## Problem
Return each line of the listing below that contains the string "entries".

## Element and coordinate listing

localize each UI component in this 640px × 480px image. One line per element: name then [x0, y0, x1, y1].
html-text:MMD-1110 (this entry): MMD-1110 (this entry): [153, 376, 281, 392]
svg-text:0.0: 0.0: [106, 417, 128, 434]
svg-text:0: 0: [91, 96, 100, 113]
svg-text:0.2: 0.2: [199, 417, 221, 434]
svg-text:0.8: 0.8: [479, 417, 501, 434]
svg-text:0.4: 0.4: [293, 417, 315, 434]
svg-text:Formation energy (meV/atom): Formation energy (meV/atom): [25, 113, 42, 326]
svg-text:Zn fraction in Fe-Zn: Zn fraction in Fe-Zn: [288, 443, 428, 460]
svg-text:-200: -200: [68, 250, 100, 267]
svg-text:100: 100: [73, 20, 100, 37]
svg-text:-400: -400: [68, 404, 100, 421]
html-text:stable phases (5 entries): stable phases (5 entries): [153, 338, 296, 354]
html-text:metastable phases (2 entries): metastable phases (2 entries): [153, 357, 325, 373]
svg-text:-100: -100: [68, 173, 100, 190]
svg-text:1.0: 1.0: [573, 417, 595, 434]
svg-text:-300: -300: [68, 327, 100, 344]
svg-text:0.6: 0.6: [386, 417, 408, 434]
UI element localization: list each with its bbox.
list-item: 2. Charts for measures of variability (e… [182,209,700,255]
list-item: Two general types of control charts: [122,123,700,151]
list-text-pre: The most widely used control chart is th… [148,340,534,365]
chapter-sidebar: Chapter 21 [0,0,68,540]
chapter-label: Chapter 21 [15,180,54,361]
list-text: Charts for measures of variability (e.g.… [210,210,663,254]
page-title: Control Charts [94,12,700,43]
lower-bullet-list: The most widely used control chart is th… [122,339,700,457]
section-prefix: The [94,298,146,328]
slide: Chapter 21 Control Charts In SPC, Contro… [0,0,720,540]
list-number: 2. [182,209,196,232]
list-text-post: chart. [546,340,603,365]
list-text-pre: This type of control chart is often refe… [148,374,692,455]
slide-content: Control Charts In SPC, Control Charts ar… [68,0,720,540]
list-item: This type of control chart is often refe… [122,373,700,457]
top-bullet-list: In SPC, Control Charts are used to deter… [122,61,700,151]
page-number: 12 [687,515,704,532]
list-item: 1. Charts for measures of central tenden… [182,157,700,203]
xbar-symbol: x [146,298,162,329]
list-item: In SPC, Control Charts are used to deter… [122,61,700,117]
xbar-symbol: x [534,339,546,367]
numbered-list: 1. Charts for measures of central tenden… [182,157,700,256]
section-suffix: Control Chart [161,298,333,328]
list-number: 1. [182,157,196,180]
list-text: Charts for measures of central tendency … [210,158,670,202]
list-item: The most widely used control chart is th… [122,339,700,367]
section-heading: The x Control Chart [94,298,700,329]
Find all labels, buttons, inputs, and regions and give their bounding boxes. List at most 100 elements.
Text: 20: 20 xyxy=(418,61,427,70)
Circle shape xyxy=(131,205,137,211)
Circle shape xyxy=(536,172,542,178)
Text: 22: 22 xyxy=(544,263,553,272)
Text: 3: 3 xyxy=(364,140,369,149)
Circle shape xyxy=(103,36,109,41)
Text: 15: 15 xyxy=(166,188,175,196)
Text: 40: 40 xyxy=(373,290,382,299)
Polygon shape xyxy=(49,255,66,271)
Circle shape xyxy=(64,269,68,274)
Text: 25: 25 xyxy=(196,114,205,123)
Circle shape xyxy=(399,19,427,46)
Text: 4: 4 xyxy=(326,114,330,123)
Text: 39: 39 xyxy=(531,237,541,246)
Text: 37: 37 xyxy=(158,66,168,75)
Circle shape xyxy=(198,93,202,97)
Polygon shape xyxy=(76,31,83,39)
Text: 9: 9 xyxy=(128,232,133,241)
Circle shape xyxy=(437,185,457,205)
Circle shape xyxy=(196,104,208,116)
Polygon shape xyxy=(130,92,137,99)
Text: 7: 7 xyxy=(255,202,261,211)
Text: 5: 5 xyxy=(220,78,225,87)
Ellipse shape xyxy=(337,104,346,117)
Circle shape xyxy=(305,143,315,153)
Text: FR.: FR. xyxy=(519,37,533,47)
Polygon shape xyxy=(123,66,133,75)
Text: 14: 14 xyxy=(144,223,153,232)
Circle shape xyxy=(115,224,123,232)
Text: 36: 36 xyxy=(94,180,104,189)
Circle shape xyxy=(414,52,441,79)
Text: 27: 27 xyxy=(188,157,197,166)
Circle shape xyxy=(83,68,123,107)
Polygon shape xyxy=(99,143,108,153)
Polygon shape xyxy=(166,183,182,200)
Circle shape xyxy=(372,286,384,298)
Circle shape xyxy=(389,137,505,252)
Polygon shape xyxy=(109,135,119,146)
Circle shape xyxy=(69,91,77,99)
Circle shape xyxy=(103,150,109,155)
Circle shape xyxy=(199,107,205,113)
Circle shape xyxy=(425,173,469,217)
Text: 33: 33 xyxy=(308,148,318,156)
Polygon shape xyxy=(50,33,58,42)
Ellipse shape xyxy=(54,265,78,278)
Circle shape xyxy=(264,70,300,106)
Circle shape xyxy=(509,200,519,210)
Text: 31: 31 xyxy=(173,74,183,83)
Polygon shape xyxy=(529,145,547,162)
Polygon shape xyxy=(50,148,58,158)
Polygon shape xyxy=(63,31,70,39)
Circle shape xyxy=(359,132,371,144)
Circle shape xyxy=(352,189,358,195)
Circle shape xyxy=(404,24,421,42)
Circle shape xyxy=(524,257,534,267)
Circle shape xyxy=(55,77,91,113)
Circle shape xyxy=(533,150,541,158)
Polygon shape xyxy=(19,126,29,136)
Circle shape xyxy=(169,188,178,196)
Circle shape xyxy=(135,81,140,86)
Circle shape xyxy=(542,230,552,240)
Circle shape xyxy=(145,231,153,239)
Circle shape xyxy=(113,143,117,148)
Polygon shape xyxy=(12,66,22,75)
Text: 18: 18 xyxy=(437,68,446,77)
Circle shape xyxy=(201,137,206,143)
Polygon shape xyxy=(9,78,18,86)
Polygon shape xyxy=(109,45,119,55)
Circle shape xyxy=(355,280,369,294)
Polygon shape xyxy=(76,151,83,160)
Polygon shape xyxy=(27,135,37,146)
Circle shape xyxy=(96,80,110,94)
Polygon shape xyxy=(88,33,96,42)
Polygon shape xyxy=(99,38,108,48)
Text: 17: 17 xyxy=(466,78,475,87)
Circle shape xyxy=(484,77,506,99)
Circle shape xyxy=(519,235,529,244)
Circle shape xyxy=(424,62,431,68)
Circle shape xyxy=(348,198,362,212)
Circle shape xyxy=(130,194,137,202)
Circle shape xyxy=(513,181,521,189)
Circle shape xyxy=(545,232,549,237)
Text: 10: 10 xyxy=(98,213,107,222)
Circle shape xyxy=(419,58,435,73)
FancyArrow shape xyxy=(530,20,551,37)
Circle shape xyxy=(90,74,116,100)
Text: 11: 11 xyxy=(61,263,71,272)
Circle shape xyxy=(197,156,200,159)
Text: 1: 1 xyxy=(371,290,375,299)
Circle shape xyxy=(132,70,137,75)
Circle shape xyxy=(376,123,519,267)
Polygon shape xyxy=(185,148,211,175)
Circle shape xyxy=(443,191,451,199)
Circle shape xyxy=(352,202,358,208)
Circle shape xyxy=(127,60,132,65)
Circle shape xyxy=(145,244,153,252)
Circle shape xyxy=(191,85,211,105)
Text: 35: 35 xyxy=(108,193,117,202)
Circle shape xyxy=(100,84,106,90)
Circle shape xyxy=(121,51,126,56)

## Solution for this task
html-text:stable phases (5 entries): stable phases (5 entries): [153, 338, 296, 354]
html-text:metastable phases (2 entries): metastable phases (2 entries): [153, 357, 325, 373]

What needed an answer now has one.